[Collected data entries]
>> begin
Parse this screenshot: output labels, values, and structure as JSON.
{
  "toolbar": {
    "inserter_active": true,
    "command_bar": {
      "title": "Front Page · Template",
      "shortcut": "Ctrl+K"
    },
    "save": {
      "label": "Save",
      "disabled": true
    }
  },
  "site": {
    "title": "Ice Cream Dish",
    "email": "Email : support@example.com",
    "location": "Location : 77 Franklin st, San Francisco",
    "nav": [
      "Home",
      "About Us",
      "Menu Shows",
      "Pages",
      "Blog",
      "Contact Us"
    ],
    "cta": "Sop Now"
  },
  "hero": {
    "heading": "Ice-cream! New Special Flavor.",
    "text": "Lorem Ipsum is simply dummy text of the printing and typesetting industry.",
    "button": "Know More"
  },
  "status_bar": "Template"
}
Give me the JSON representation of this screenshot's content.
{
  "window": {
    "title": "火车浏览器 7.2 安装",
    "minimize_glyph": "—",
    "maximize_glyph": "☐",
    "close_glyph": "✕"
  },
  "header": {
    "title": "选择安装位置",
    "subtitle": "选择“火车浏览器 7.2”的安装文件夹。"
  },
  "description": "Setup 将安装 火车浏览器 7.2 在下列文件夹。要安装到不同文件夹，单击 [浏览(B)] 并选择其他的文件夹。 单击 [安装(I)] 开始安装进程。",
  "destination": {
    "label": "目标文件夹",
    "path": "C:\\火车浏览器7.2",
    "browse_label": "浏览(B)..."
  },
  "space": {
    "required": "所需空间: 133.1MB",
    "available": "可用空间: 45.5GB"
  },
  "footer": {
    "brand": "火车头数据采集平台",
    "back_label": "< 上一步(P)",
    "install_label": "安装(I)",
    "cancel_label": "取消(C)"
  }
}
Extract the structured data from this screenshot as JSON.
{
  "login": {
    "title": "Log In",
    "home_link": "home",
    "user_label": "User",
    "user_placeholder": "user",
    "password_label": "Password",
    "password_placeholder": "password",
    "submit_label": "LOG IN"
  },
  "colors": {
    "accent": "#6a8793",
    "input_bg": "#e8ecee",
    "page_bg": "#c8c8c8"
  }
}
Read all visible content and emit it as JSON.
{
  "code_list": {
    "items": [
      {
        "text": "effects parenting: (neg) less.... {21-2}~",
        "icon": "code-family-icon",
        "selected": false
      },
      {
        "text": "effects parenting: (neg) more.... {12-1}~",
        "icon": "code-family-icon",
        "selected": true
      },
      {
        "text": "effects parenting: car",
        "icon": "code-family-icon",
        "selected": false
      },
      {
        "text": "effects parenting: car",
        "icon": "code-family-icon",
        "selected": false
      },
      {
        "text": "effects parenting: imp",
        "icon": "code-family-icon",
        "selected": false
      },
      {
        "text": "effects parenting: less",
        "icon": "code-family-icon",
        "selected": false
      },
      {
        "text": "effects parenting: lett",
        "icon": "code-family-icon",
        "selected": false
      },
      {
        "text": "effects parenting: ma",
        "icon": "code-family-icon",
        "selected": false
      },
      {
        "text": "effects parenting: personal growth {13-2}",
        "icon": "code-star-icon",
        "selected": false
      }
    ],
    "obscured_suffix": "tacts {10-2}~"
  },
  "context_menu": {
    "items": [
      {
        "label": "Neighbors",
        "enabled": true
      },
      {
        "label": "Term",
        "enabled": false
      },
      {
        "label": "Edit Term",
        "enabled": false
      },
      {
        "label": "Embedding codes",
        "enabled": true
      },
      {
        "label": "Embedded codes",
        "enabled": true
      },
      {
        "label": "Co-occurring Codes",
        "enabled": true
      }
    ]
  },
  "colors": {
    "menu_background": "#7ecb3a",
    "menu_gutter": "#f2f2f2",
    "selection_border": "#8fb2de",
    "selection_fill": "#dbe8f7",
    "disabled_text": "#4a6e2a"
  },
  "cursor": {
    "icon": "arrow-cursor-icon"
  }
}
>> end
Report only how many lines in the records contain the word "content".

2